News have spread today about Singapore Press Holdings suing Yahoo South East Asia for "has "substantially" reproduced articles from its newspapers without proper licensing or authorization".
A few friends on Facebook found examples of articles on Yahoo that may be the 23 articles that is in contention and most of them are found to be without byline.
Take this article for example.
Wrote Yahoo News,
Speaking to The New Paper (TNP), Tan’s 54-year-old daughter, a civil servant who wanted to be known as Miss Koh, said that she hired the maid to take care of her mother.
However, on Friday, Koh received a call from her tenant saying that the maid had disappeared and Tan was alone at home. When she got back, she found S$40,000 worth of jewellery and about S$20,000 in local and foreign currency missing.
The Yahoo News team cited the interview to The New Paper and therefore assumes that the copyright has not been infringed.
However, if this entire article is based on The New Paper article, Singapore Press Holding might have a strong case against Yahoo. I believe Singapore Press Holding would be arguing that the only way Yahoo would be able to publish this news was that it made full reference from their own articles.
As such, as most of the Singapore Press Holdings printed article in the digital format are found behind a paywall, Yahoo would thus be an alternative source to read the similar news, thus Yahoo is doing it without the necessary licensing or authorisation.
Over at the Intellectual Property of Singapore website, there is a paragraph highlighting fair use in copyright.

☆ ☆ ☆

WRITTEN INSTRUCTION 1:
In the post about the Singapore Press Holdings lawsuit, what was the value of the jewelry found missing?
WRITTEN INSTRUCTION 2:
Pick up the post about the Singapore Press Holdings lawsuit after its last sentence and write the next few lines.

☆ ☆ ☆

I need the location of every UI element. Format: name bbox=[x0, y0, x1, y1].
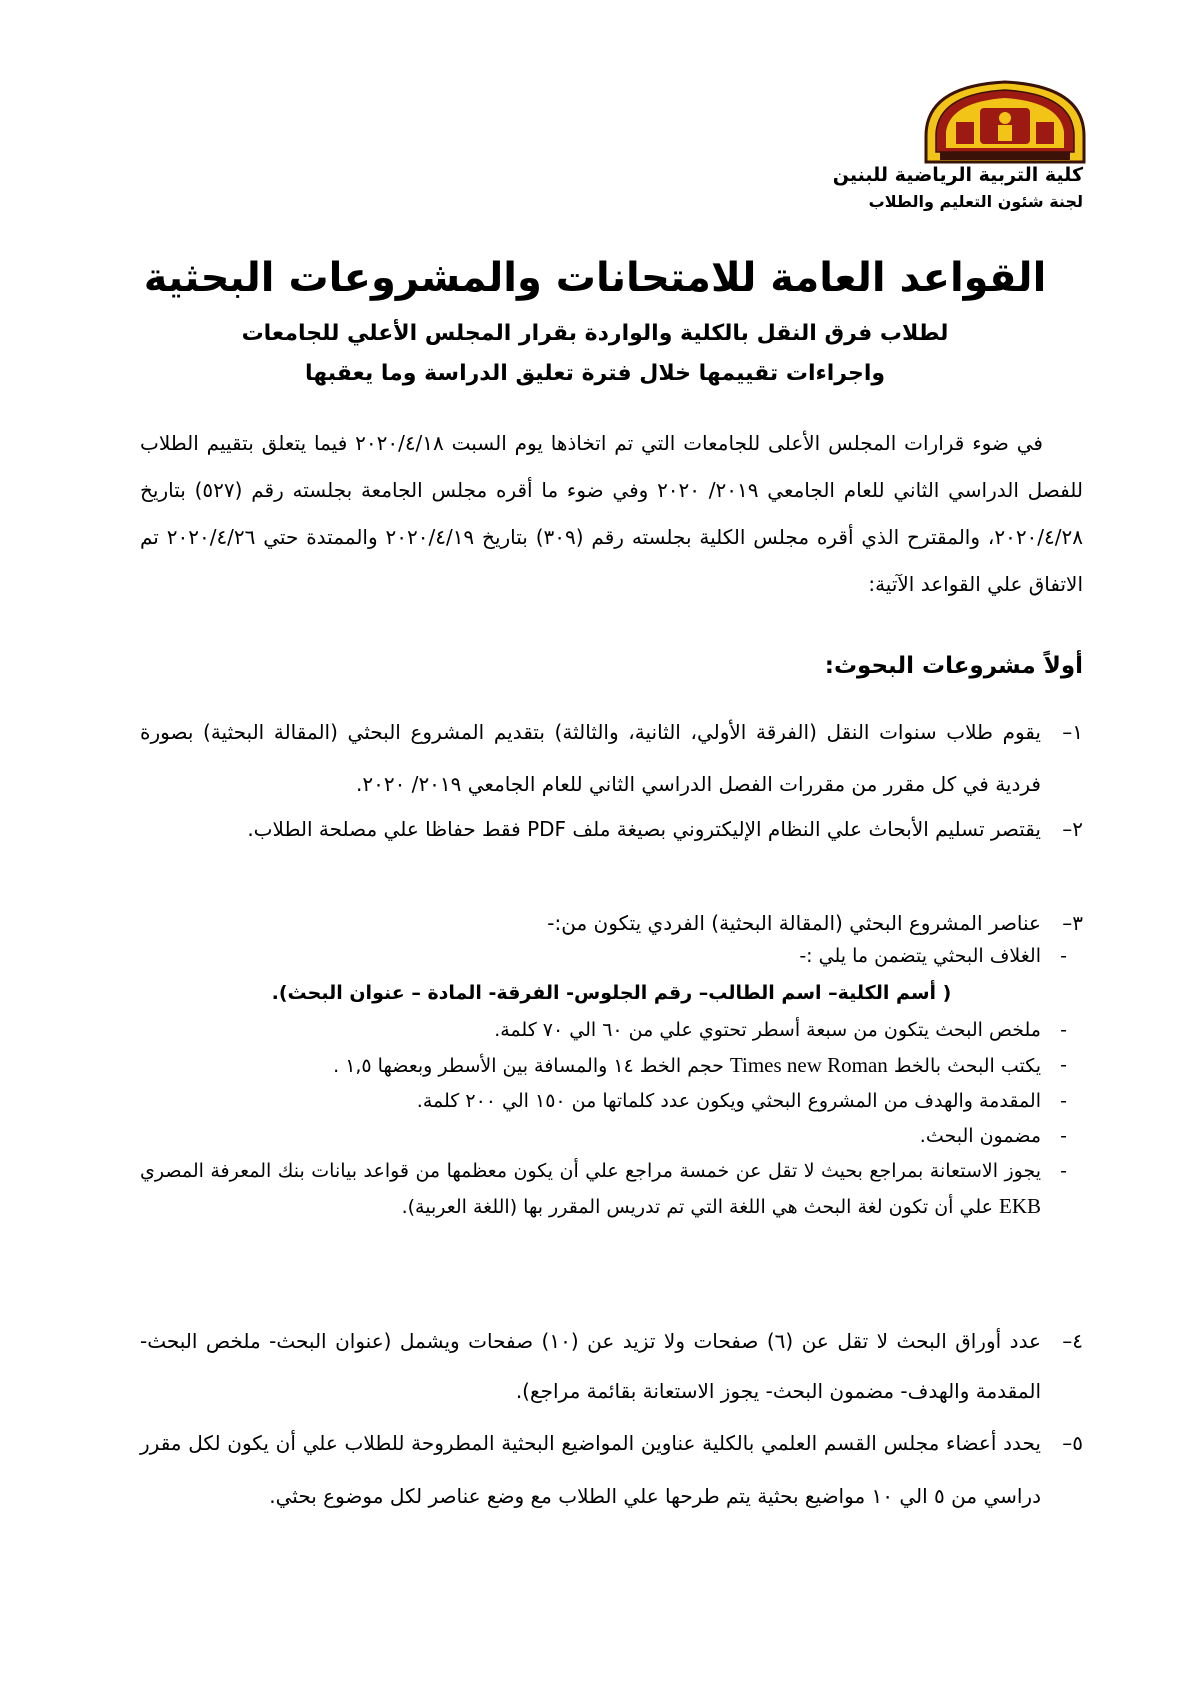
committee-name: لجنة شئون التعليم والطلاب bbox=[868, 192, 1083, 211]
rule-text: يحدد أعضاء مجلس القسم العلمي بالكلية عناوين المواضيع البحثية المطروحة للطلاب علي أن يكون لكل مقرر دراسي من ٥ الي ١٠ مواضيع بحثية يتم طرحها علي الطلاب مع وضع عناصر لكل موضوع بحثي. bbox=[140, 1431, 1041, 1508]
rule-item-3 bbox=[140, 905, 1083, 941]
list-item-text: علي أن تكون لغة البحث هي اللغة التي تم تدريس المقرر بها (اللغة العربية). bbox=[401, 1196, 993, 1218]
list-item-text: يكتب البحث بالخط bbox=[893, 1055, 1041, 1077]
rule-text: عدد أوراق البحث لا تقل عن (٦) صفحات ولا تزيد عن (١٠) صفحات ويشمل (عنوان البحث- ملخص البحث- المقدمة والهدف- مضمون البحث- يجوز الاستعانة بقائمة مراجع). bbox=[140, 1329, 1041, 1403]
list-item: - الغلاف البحثي يتضمن ما يلي :- bbox=[799, 945, 1067, 967]
ekb-acronym: EKB bbox=[999, 1194, 1041, 1218]
section-heading-research-projects: أولاً مشروعات البحوث: bbox=[824, 653, 1083, 679]
intro-paragraph bbox=[140, 420, 1083, 608]
rule-item-5 bbox=[140, 1417, 1083, 1523]
rule-text: يقوم طلاب سنوات النقل (الفرقة الأولي، الثانية، والثالثة) بتقديم المشروع البحثي (المقالة البحثية) بصورة فردية في كل مقرر من مقررات الفصل الدراسي الثاني للعام الجامعي ٢٠١٩/ ٢٠٢٠. bbox=[140, 720, 1041, 796]
rule-number: ٤– bbox=[1062, 1329, 1083, 1353]
document-title: القواعد العامة للامتحانات والمشروعات البحثية bbox=[143, 255, 1047, 301]
rule-item-1 bbox=[140, 706, 1083, 810]
faculty-name: كلية التربية الرياضية للبنين bbox=[832, 164, 1083, 186]
intro-text: في ضوء قرارات المجلس الأعلى للجامعات التي تم اتخاذها يوم السبت ٢٠٢٠/٤/١٨ فيما يتعلق بتقييم الطلاب للفصل الدراسي الثاني للعام الجامعي ٢٠١٩/ ٢٠٢٠ وفي ضوء ما أقره مجلس الجامعة بجلسته رقم (٥٢٧) بتاريخ ٢٠٢٠/٤/٢٨، والمقترح الذي أقره مجلس الكلية بجلسته رقم (٣٠٩) بتاريخ ٢٠٢٠/٤/١٩ والممتدة حتي ٢٠٢٠/٤/٢٦ تم الاتفاق علي القواعد الآتية: bbox=[140, 431, 1083, 596]
rule-text: يقتصر تسليم الأبحاث علي النظام الإليكتروني بصيغة ملف PDF فقط حفاظا علي مصلحة الطلاب. bbox=[247, 817, 1041, 841]
list-item: - المقدمة والهدف من المشروع البحثي ويكون عدد كلماتها من ١٥٠ الي ٢٠٠ كلمة. bbox=[416, 1090, 1067, 1112]
list-item-text: يجوز الاستعانة بمراجع بحيث لا تقل عن خمسة مراجع علي أن يكون معظمها من قواعد بيانات بنك المعرفة المصري bbox=[140, 1160, 1041, 1182]
rule-number: ٣– bbox=[1062, 911, 1083, 935]
list-item-text: ملخص البحث يتكون من سبعة أسطر تحتوي علي من ٦٠ الي ٧٠ كلمة. bbox=[494, 1019, 1041, 1041]
list-item-text: المقدمة والهدف من المشروع البحثي ويكون عدد كلماتها من ١٥٠ الي ٢٠٠ كلمة. bbox=[416, 1090, 1041, 1112]
list-item-text: الغلاف البحثي يتضمن ما يلي :- bbox=[799, 945, 1041, 967]
document-subtitle-2: واجراءات تقييمها خلال فترة تعليق الدراسة وما يعقبها bbox=[304, 361, 886, 386]
document-subtitle-1: لطلاب فرق النقل بالكلية والواردة بقرار المجلس الأعلي للجامعات bbox=[241, 321, 949, 346]
list-item: - مضمون البحث. bbox=[919, 1125, 1067, 1147]
list-item-text: مضمون البحث. bbox=[919, 1125, 1041, 1147]
research-elements-list bbox=[140, 939, 1083, 1225]
list-item-text: حجم الخط ١٤ والمسافة بين الأسطر وبعضها ١,٥ . bbox=[333, 1055, 724, 1077]
rule-item-4 bbox=[140, 1316, 1083, 1416]
cover-fields: ( أسم الكلية– اسم الطالب– رقم الجلوس- الفرقة- المادة – عنوان البحث). bbox=[271, 982, 952, 1004]
list-item: - يكتب البحث بالخط Times new Roman حجم الخط ١٤ والمسافة بين الأسطر وبعضها ١,٥ . bbox=[333, 1053, 1067, 1077]
rule-text: عناصر المشروع البحثي (المقالة البحثية) الفردي يتكون من:- bbox=[547, 911, 1041, 935]
university-logo bbox=[920, 78, 1090, 164]
list-item: - ملخص البحث يتكون من سبعة أسطر تحتوي علي من ٦٠ الي ٧٠ كلمة. bbox=[494, 1019, 1067, 1041]
font-name: Times new Roman bbox=[729, 1053, 888, 1077]
list-item: - يجوز الاستعانة بمراجع بحيث لا تقل عن خمسة مراجع علي أن يكون معظمها من قواعد بيانات بنك المعرفة المصري EKB علي أن تكون لغة البحث هي اللغة التي تم تدريس المقرر بها (اللغة العربية). bbox=[140, 1160, 1067, 1218]
header-organization bbox=[833, 160, 1083, 214]
rule-number: ٢– bbox=[1062, 817, 1083, 841]
rule-number: ١– bbox=[1062, 720, 1083, 744]
rule-item-2 bbox=[140, 803, 1083, 855]
rule-number: ٥– bbox=[1062, 1431, 1083, 1455]
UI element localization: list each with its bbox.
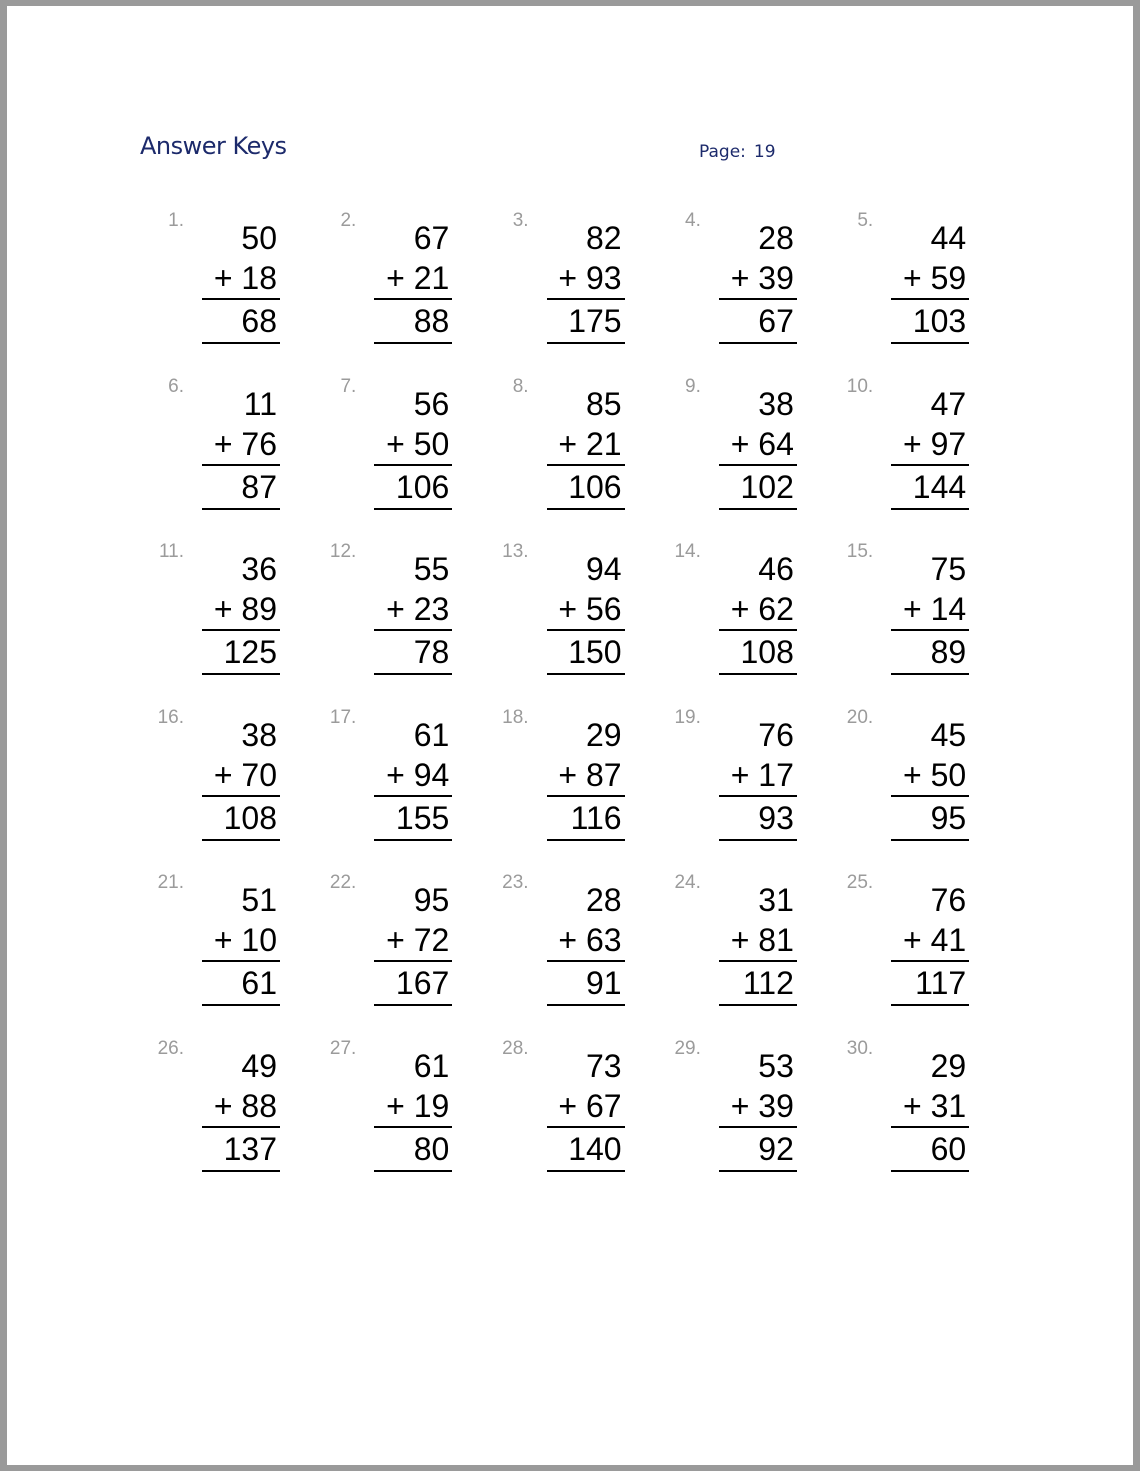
plus-sign: +: [730, 425, 759, 462]
sum-answer: 167: [395, 965, 450, 1002]
addition-problem: [340, 375, 452, 510]
plus-sign: +: [386, 260, 414, 296]
plus-sign: +: [730, 1088, 759, 1124]
bottom-rule: [547, 1170, 625, 1172]
second-addend-value: 39: [758, 260, 794, 296]
second-addend: [547, 755, 625, 795]
sum-answer: 116: [570, 799, 622, 836]
first-addend: 67: [413, 220, 450, 256]
sum-answer: 92: [758, 1131, 794, 1167]
bottom-rule: [374, 508, 452, 510]
first-addend: 85: [586, 385, 622, 422]
sum-answer: 60: [930, 1131, 967, 1167]
sum-answer: 140: [568, 1131, 622, 1167]
plus-sign: +: [558, 1088, 586, 1124]
problem-number: 10.: [846, 375, 874, 397]
plus-sign: +: [386, 756, 414, 793]
second-addend-value: 62: [758, 591, 794, 628]
problem-number: 12.: [329, 541, 357, 563]
first-addend: 95: [413, 882, 450, 919]
sum-answer: 89: [930, 634, 967, 671]
problem-number: 22.: [329, 872, 357, 894]
second-addend: [202, 589, 280, 629]
bottom-rule: [891, 1170, 969, 1172]
addition-problem: [502, 872, 625, 1006]
sum-answer: 87: [241, 468, 277, 505]
problem-number: 8.: [512, 375, 529, 397]
plus-sign: +: [903, 756, 931, 793]
plus-sign: +: [558, 922, 586, 959]
sum-answer: 93: [758, 799, 794, 836]
page-title: Answer Keys: [140, 132, 287, 160]
first-addend: 55: [413, 551, 450, 588]
bottom-rule: [202, 1170, 280, 1172]
addition-problem: [857, 210, 969, 344]
second-addend: [719, 755, 797, 795]
second-addend-value: 63: [586, 922, 622, 959]
sum-answer: 103: [912, 303, 967, 339]
second-addend-value: 39: [758, 1088, 794, 1124]
first-addend: 51: [241, 882, 277, 919]
problem-number: 7.: [340, 375, 357, 397]
second-addend: [891, 424, 969, 464]
addition-problem: [674, 872, 797, 1006]
addition-problem: [329, 872, 452, 1006]
sum-answer: 88: [413, 303, 450, 339]
plus-sign: +: [730, 756, 759, 793]
sum-answer: 108: [223, 799, 277, 836]
bottom-rule: [374, 673, 452, 675]
second-addend-value: 23: [413, 591, 450, 628]
problem-number: 1.: [168, 210, 184, 231]
second-addend-value: 41: [930, 922, 967, 959]
addition-problem: [157, 1038, 280, 1172]
second-addend: [891, 258, 969, 298]
problem-number: 13.: [502, 541, 529, 563]
plus-sign: +: [730, 591, 759, 628]
first-addend: 47: [930, 385, 967, 422]
bottom-rule: [719, 673, 797, 675]
addition-problem: [674, 706, 797, 841]
first-addend: 28: [586, 882, 622, 919]
sum-answer: 91: [586, 965, 622, 1002]
bottom-rule: [719, 342, 797, 344]
bottom-rule: [202, 508, 280, 510]
sum-answer: 95: [930, 799, 967, 836]
second-addend-value: 21: [413, 260, 450, 296]
first-addend: 29: [930, 1048, 967, 1084]
sum-answer: 175: [568, 303, 622, 339]
addition-problem: [502, 706, 625, 841]
addition-problem: [674, 1038, 797, 1172]
first-addend: 94: [586, 551, 622, 588]
second-addend: [547, 920, 625, 960]
first-addend: 49: [241, 1048, 277, 1084]
problem-number: 14.: [674, 541, 701, 563]
first-addend: 76: [930, 882, 967, 919]
addition-problem: [674, 541, 797, 675]
bottom-rule: [202, 673, 280, 675]
first-addend: 56: [413, 385, 450, 422]
problem-number: 6.: [168, 375, 184, 397]
sum-answer: 80: [413, 1131, 450, 1167]
second-addend-value: 93: [586, 260, 622, 296]
problem-number: 29.: [674, 1038, 701, 1059]
worksheet-page: [7, 6, 1133, 1465]
bottom-rule: [891, 839, 969, 841]
problem-number: 27.: [329, 1038, 357, 1059]
plus-sign: +: [213, 425, 242, 462]
first-addend: 61: [413, 716, 450, 753]
addition-problem: [846, 375, 969, 510]
second-addend-value: 19: [413, 1088, 450, 1124]
plus-sign: +: [903, 591, 931, 628]
second-addend: [374, 755, 452, 795]
first-addend: 76: [758, 716, 794, 753]
problem-number: 4.: [685, 210, 701, 231]
first-addend: 45: [930, 716, 967, 753]
second-addend: [202, 258, 280, 298]
plus-sign: +: [558, 425, 586, 462]
second-addend: [374, 920, 452, 960]
second-addend: [547, 424, 625, 464]
plus-sign: +: [386, 591, 414, 628]
sum-answer: 112: [742, 965, 794, 1002]
second-addend: [891, 920, 969, 960]
second-addend: [202, 755, 280, 795]
sum-answer: 125: [223, 634, 277, 671]
second-addend: [202, 1086, 280, 1126]
second-addend: [547, 258, 625, 298]
addition-problem: [685, 210, 797, 344]
plus-sign: +: [213, 1088, 242, 1124]
addition-problem: [329, 1038, 452, 1172]
bottom-rule: [202, 1004, 280, 1006]
first-addend: 82: [586, 220, 622, 256]
problem-number: 21.: [157, 872, 184, 894]
second-addend: [547, 589, 625, 629]
second-addend-value: 81: [758, 922, 794, 959]
second-addend-value: 14: [930, 591, 967, 628]
second-addend-value: 50: [930, 756, 967, 793]
first-addend: 61: [413, 1048, 450, 1084]
problem-number: 15.: [846, 541, 874, 563]
sum-answer: 117: [915, 965, 967, 1002]
bottom-rule: [719, 508, 797, 510]
bottom-rule: [202, 839, 280, 841]
second-addend: [374, 1086, 452, 1126]
problem-number: 30.: [846, 1038, 874, 1059]
bottom-rule: [719, 839, 797, 841]
second-addend-value: 56: [586, 591, 622, 628]
second-addend: [374, 424, 452, 464]
first-addend: 36: [241, 551, 277, 588]
sum-answer: 137: [223, 1131, 277, 1167]
sum-answer: 68: [241, 303, 277, 339]
addition-problem: [846, 706, 969, 841]
second-addend-value: 18: [241, 260, 277, 296]
sum-answer: 106: [568, 468, 622, 505]
plus-sign: +: [213, 922, 242, 959]
second-addend: [891, 589, 969, 629]
problem-number: 19.: [674, 706, 701, 728]
first-addend: 28: [758, 220, 794, 256]
second-addend-value: 72: [413, 922, 450, 959]
plus-sign: +: [730, 922, 759, 959]
addition-problem: [502, 1038, 625, 1172]
second-addend: [719, 589, 797, 629]
first-addend: 50: [241, 220, 277, 256]
plus-sign: +: [903, 425, 931, 462]
plus-sign: +: [903, 260, 931, 296]
addition-problem: [158, 541, 280, 675]
sum-answer: 106: [395, 468, 450, 505]
second-addend-value: 31: [930, 1088, 967, 1124]
plus-sign: +: [213, 756, 242, 793]
problem-number: 23.: [502, 872, 529, 894]
bottom-rule: [891, 508, 969, 510]
plus-sign: +: [386, 922, 414, 959]
second-addend-value: 64: [758, 425, 794, 462]
bottom-rule: [374, 839, 452, 841]
problem-number: 5.: [857, 210, 874, 231]
bottom-rule: [374, 342, 452, 344]
sum-answer: 61: [241, 965, 277, 1002]
second-addend: [202, 424, 280, 464]
second-addend-value: 17: [758, 756, 794, 793]
plus-sign: +: [213, 591, 242, 628]
second-addend: [719, 1086, 797, 1126]
bottom-rule: [891, 673, 969, 675]
problem-number: 18.: [502, 706, 529, 728]
sum-answer: 144: [912, 468, 967, 505]
second-addend-value: 59: [930, 260, 967, 296]
addition-problem: [157, 706, 280, 841]
problem-number: 11.: [158, 541, 184, 563]
plus-sign: +: [558, 591, 586, 628]
second-addend-value: 88: [241, 1088, 277, 1124]
problem-number: 2.: [340, 210, 357, 231]
addition-problem: [512, 375, 625, 510]
addition-problem: [168, 375, 280, 510]
second-addend: [891, 755, 969, 795]
first-addend: 38: [241, 716, 277, 753]
page-label: Page:: [699, 142, 746, 162]
page-number-label: [699, 142, 776, 162]
bottom-rule: [202, 342, 280, 344]
addition-problem: [685, 375, 797, 510]
sum-answer: 102: [740, 468, 794, 505]
first-addend: 73: [586, 1048, 622, 1084]
sum-answer: 150: [568, 634, 622, 671]
bottom-rule: [547, 1004, 625, 1006]
plus-sign: +: [903, 922, 931, 959]
problem-number: 9.: [685, 375, 701, 397]
sum-answer: 67: [758, 303, 794, 339]
second-addend: [374, 589, 452, 629]
first-addend: 75: [930, 551, 967, 588]
sum-answer: 108: [740, 634, 794, 671]
addition-problem: [846, 872, 969, 1006]
bottom-rule: [547, 673, 625, 675]
problem-number: 3.: [512, 210, 529, 231]
second-addend: [374, 258, 452, 298]
bottom-rule: [547, 839, 625, 841]
bottom-rule: [891, 1004, 969, 1006]
second-addend: [719, 258, 797, 298]
problem-number: 25.: [846, 872, 874, 894]
plus-sign: +: [558, 756, 586, 793]
addition-problem: [340, 210, 452, 344]
first-addend: 29: [586, 716, 622, 753]
plus-sign: +: [903, 1088, 931, 1124]
problem-number: 16.: [157, 706, 184, 728]
first-addend: 46: [758, 551, 794, 588]
first-addend: 31: [758, 882, 794, 919]
second-addend-value: 87: [586, 756, 622, 793]
sum-answer: 78: [413, 634, 450, 671]
first-addend: 11: [243, 385, 277, 422]
addition-problem: [329, 706, 452, 841]
addition-problem: [502, 541, 625, 675]
addition-problem: [168, 210, 280, 344]
addition-problem: [329, 541, 452, 675]
plus-sign: +: [558, 260, 586, 296]
second-addend-value: 97: [930, 425, 967, 462]
plus-sign: +: [213, 260, 242, 296]
addition-problem: [512, 210, 625, 344]
problem-number: 26.: [157, 1038, 184, 1059]
bottom-rule: [547, 508, 625, 510]
second-addend: [547, 1086, 625, 1126]
plus-sign: +: [730, 260, 759, 296]
addition-problem: [157, 872, 280, 1006]
second-addend: [891, 1086, 969, 1126]
second-addend: [719, 424, 797, 464]
plus-sign: +: [386, 425, 414, 462]
bottom-rule: [374, 1004, 452, 1006]
second-addend: [719, 920, 797, 960]
problem-number: 28.: [502, 1038, 529, 1059]
first-addend: 38: [758, 385, 794, 422]
plus-sign: +: [386, 1088, 414, 1124]
second-addend-value: 67: [586, 1088, 622, 1124]
page-number: 19: [753, 142, 776, 162]
second-addend-value: 76: [241, 425, 277, 462]
addition-problem: [846, 1038, 969, 1172]
first-addend: 44: [930, 220, 967, 256]
second-addend-value: 10: [241, 922, 277, 959]
bottom-rule: [374, 1170, 452, 1172]
second-addend: [202, 920, 280, 960]
problem-number: 20.: [846, 706, 874, 728]
bottom-rule: [547, 342, 625, 344]
second-addend-value: 94: [413, 756, 450, 793]
bottom-rule: [719, 1170, 797, 1172]
first-addend: 53: [758, 1048, 794, 1084]
second-addend-value: 70: [241, 756, 277, 793]
problem-number: 24.: [674, 872, 701, 894]
second-addend-value: 21: [586, 425, 622, 462]
bottom-rule: [891, 342, 969, 344]
addition-problem: [846, 541, 969, 675]
second-addend-value: 89: [241, 591, 277, 628]
problem-number: 17.: [329, 706, 357, 728]
second-addend-value: 50: [413, 425, 450, 462]
sum-answer: 155: [395, 799, 450, 836]
bottom-rule: [719, 1004, 797, 1006]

☆ ☆ ☆

FINAL ANSWER 1:
S$40,000

FINAL ANSWER 2:
From IPOS website,
Where the copying is for the specific purposes of research or study, it shall be taken to be a fair dealing as long as the copying limits are observed. For a published work of at least 10 pages, the copying limits are up to 10% of the number of pages or one chapter, whichever is the greater.
In other cases, fair dealings for the purposes of criticism, review or reporting current events would not constitute copyright infringement. In the case of criticism or review and the reporting of current events in a newspaper, magazine or similar periodical, a sufficient acknowledgment of the work is required.
Yahoo's argument would possibly be that the articles used are for the reporting of current events and sufficient acknowledgement was given to their source of the article.
In addition, all Yahoo news have comment boxes and would this considered opening up current events to criticism?
In 2009, Redsports, a blog dedicated to the write-up of local sports, found that LianHe ZaoBao, part of Singapore Press Holdings, infringed on the site's copyright by publishing a photo in the Chinese daily without the permission of the site. There has been no updates of this case yet.
What part of “© REDSPORTS.SG” did they not understand? (© is the universally accepted symbol that stands for copyright)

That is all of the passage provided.